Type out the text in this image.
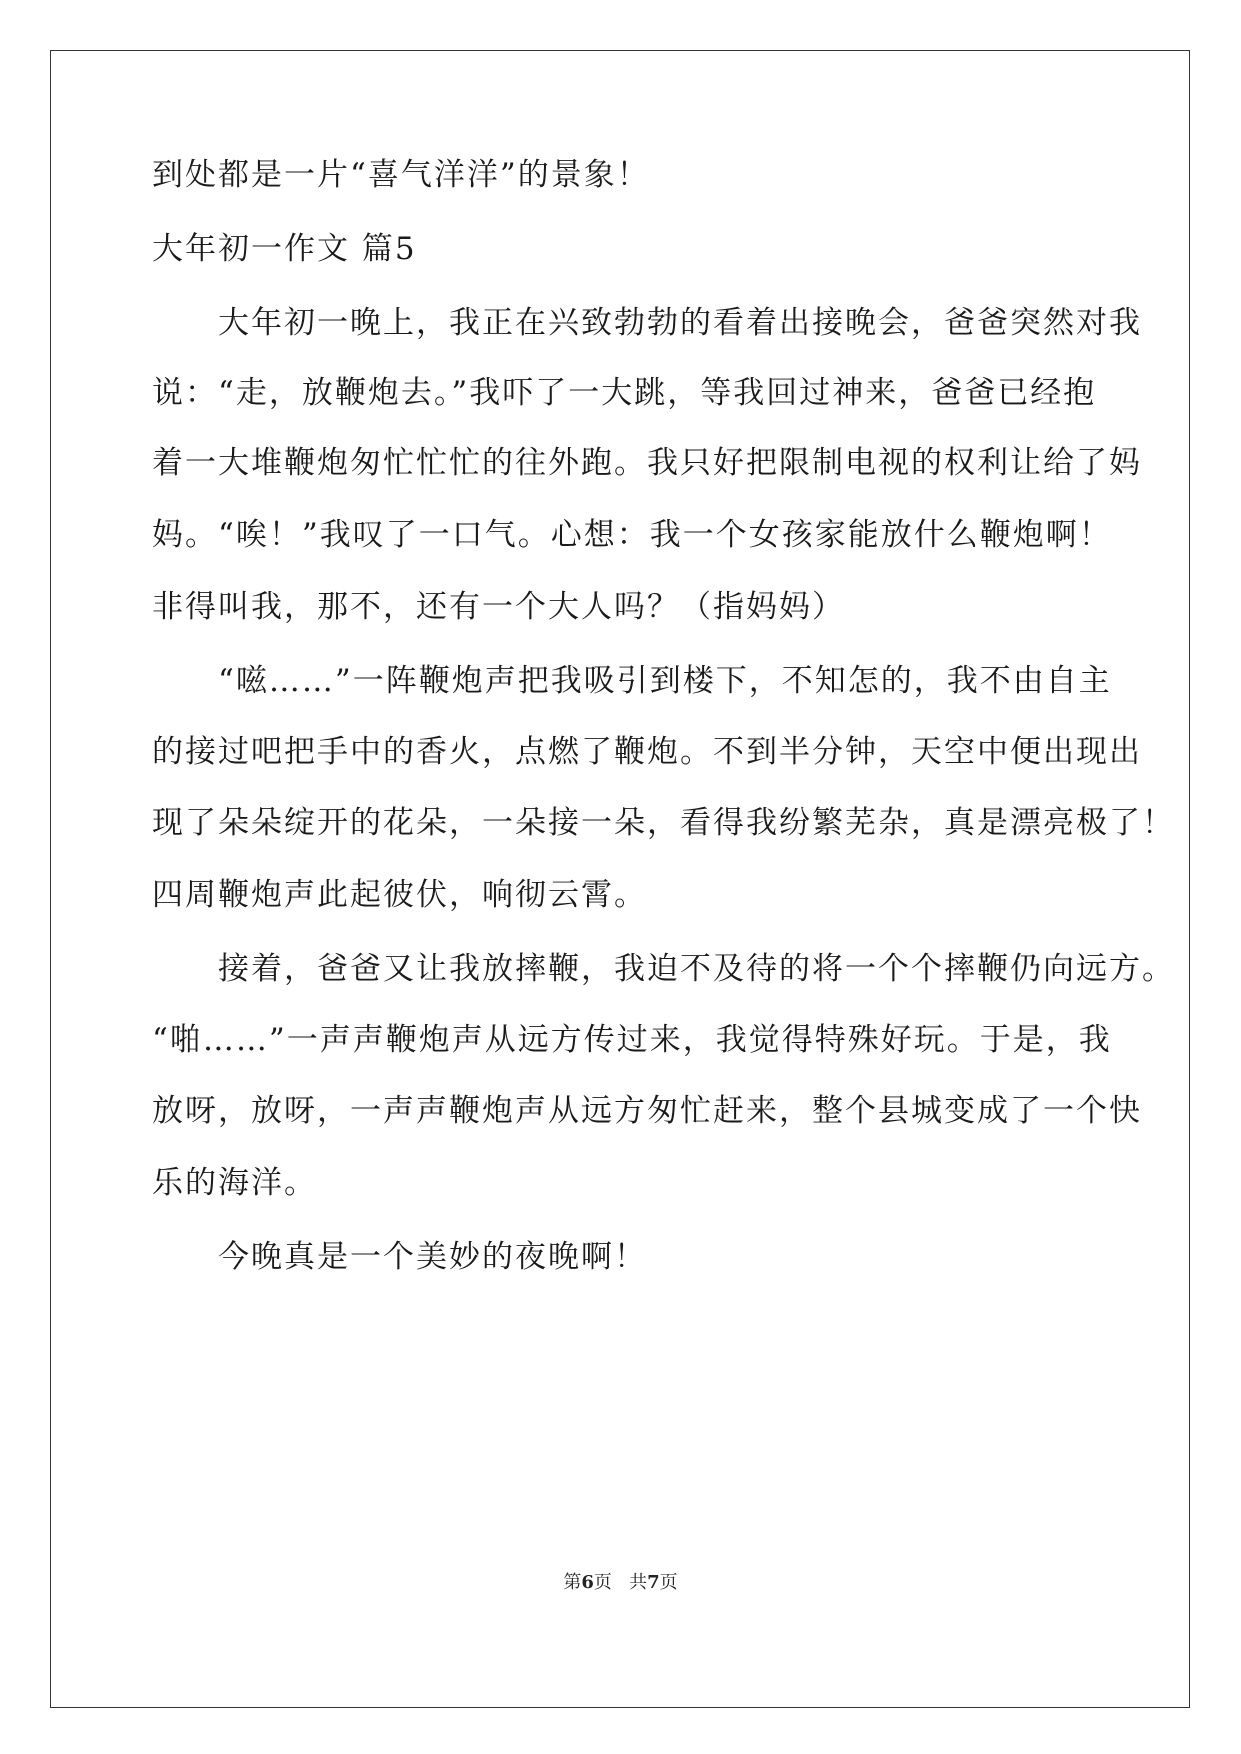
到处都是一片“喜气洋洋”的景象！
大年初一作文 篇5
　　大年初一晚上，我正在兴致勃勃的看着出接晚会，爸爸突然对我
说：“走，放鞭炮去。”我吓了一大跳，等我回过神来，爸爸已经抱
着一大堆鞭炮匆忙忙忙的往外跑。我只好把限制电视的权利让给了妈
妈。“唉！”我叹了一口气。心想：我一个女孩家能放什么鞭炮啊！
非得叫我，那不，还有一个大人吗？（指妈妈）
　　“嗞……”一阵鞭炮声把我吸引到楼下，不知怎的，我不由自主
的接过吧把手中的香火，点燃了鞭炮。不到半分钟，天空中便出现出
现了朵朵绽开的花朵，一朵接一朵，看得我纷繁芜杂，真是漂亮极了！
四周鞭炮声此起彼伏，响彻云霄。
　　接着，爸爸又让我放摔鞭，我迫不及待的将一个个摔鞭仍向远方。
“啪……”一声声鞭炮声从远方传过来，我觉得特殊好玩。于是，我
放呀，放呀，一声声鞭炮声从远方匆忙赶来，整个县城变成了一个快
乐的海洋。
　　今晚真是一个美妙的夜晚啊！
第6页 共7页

____________

## What to produce:
Extract the entries in full, exactly as they are, minus the pictures.

## Response below:
Type out the text in this image.
到处都是一片“喜气洋洋”的景象！
大年初一作文 篇5
　　大年初一晚上，我正在兴致勃勃的看着出接晚会，爸爸突然对我
说：“走，放鞭炮去。”我吓了一大跳，等我回过神来，爸爸已经抱
着一大堆鞭炮匆忙忙忙的往外跑。我只好把限制电视的权利让给了妈
妈。“唉！”我叹了一口气。心想：我一个女孩家能放什么鞭炮啊！
非得叫我，那不，还有一个大人吗？（指妈妈）
　　“嗞……”一阵鞭炮声把我吸引到楼下，不知怎的，我不由自主
的接过吧把手中的香火，点燃了鞭炮。不到半分钟，天空中便出现出
现了朵朵绽开的花朵，一朵接一朵，看得我纷繁芜杂，真是漂亮极了！
四周鞭炮声此起彼伏，响彻云霄。
　　接着，爸爸又让我放摔鞭，我迫不及待的将一个个摔鞭仍向远方。
“啪……”一声声鞭炮声从远方传过来，我觉得特殊好玩。于是，我
放呀，放呀，一声声鞭炮声从远方匆忙赶来，整个县城变成了一个快
乐的海洋。
　　今晚真是一个美妙的夜晚啊！
第6页 共7页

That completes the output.